** start Records provided **

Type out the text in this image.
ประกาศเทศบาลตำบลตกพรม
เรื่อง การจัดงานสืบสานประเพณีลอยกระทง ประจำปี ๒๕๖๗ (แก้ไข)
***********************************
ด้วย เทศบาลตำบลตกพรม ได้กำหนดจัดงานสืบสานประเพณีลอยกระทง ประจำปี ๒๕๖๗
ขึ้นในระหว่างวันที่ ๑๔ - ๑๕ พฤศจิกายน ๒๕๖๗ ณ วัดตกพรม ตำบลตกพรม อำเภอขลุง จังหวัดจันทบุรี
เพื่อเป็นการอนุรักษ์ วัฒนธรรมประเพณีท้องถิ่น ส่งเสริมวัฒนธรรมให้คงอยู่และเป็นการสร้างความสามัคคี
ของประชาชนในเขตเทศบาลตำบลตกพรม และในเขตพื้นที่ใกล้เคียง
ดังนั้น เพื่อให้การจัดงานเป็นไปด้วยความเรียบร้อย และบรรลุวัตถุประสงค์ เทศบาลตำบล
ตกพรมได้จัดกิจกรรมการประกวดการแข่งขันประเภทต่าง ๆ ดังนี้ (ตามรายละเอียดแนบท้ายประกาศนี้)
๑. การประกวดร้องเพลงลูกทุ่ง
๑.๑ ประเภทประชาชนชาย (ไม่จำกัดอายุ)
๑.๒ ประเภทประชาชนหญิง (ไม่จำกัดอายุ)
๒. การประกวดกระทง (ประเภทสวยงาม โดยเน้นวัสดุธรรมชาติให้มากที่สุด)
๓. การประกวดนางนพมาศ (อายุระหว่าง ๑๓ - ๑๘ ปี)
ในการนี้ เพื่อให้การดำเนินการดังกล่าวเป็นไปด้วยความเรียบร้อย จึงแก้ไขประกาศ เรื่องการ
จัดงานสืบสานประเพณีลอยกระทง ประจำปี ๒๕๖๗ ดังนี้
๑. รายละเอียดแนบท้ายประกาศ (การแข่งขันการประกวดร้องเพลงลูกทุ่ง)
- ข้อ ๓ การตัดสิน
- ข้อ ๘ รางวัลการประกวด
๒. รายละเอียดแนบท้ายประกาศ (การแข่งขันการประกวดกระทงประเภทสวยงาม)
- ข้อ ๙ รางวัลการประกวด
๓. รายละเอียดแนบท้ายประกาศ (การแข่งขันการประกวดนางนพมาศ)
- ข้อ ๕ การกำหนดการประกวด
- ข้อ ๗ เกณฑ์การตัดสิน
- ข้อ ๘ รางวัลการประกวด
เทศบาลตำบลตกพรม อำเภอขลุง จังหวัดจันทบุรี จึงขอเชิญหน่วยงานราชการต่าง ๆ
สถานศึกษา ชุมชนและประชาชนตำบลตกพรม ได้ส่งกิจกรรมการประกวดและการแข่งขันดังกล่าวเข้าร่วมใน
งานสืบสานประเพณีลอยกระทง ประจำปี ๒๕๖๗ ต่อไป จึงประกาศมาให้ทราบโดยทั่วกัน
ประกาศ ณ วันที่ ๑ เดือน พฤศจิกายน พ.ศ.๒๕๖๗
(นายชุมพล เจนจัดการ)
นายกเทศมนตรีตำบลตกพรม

** end Records provided **

The task>
Say, as a single number and nothing more, how many lines of the entries contain the word "การจ".

Task output>
2